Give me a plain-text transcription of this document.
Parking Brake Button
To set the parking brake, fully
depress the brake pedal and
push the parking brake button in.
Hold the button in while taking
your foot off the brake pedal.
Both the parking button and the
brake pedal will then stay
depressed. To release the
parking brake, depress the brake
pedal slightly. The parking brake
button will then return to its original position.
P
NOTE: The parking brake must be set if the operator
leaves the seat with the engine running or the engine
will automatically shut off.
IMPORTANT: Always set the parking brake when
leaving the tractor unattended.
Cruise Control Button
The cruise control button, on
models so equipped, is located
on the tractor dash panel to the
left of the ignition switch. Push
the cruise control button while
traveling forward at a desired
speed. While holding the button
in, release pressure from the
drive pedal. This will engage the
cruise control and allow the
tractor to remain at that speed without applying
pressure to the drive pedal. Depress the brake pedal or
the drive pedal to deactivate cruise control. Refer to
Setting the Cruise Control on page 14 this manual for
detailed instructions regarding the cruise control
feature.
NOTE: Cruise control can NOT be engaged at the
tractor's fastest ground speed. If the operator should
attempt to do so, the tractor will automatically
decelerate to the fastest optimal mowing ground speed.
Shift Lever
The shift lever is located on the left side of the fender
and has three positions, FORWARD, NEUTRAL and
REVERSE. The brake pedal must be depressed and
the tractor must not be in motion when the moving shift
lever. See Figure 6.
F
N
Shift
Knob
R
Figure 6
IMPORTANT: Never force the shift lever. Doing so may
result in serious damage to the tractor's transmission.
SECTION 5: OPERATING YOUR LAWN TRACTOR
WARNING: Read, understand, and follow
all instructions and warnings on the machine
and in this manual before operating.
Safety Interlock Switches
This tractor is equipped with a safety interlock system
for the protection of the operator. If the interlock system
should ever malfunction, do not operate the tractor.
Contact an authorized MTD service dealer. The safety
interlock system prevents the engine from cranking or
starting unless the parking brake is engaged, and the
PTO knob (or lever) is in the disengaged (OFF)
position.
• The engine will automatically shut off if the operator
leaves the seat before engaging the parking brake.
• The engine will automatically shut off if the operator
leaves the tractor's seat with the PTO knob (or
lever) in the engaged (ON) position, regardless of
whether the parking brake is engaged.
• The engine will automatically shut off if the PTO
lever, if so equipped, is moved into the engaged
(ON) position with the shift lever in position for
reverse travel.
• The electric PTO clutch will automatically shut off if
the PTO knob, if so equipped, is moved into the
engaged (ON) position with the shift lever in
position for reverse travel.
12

Stated task: Each entry above needs to be retyped exactly.

Task output:
Give me a plain-text transcription of this document.
Parking Brake Button
To set the parking brake, fully
depress the brake pedal and
push the parking brake button in.
Hold the button in while taking
your foot off the brake pedal.
Both the parking button and the
brake pedal will then stay
depressed. To release the
parking brake, depress the brake
pedal slightly. The parking brake
button will then return to its original position.
P
NOTE: The parking brake must be set if the operator
leaves the seat with the engine running or the engine
will automatically shut off.
IMPORTANT: Always set the parking brake when
leaving the tractor unattended.
Cruise Control Button
The cruise control button, on
models so equipped, is located
on the tractor dash panel to the
left of the ignition switch. Push
the cruise control button while
traveling forward at a desired
speed. While holding the button
in, release pressure from the
drive pedal. This will engage the
cruise control and allow the
tractor to remain at that speed without applying
pressure to the drive pedal. Depress the brake pedal or
the drive pedal to deactivate cruise control. Refer to
Setting the Cruise Control on page 14 this manual for
detailed instructions regarding the cruise control
feature.
NOTE: Cruise control can NOT be engaged at the
tractor's fastest ground speed. If the operator should
attempt to do so, the tractor will automatically
decelerate to the fastest optimal mowing ground speed.
Shift Lever
The shift lever is located on the left side of the fender
and has three positions, FORWARD, NEUTRAL and
REVERSE. The brake pedal must be depressed and
the tractor must not be in motion when the moving shift
lever. See Figure 6.
F
N
Shift
Knob
R
Figure 6
IMPORTANT: Never force the shift lever. Doing so may
result in serious damage to the tractor's transmission.
SECTION 5: OPERATING YOUR LAWN TRACTOR
WARNING: Read, understand, and follow
all instructions and warnings on the machine
and in this manual before operating.
Safety Interlock Switches
This tractor is equipped with a safety interlock system
for the protection of the operator. If the interlock system
should ever malfunction, do not operate the tractor.
Contact an authorized MTD service dealer. The safety
interlock system prevents the engine from cranking or
starting unless the parking brake is engaged, and the
PTO knob (or lever) is in the disengaged (OFF)
position.
• The engine will automatically shut off if the operator
leaves the seat before engaging the parking brake.
• The engine will automatically shut off if the operator
leaves the tractor's seat with the PTO knob (or
lever) in the engaged (ON) position, regardless of
whether the parking brake is engaged.
• The engine will automatically shut off if the PTO
lever, if so equipped, is moved into the engaged
(ON) position with the shift lever in position for
reverse travel.
• The electric PTO clutch will automatically shut off if
the PTO knob, if so equipped, is moved into the
engaged (ON) position with the shift lever in
position for reverse travel.
12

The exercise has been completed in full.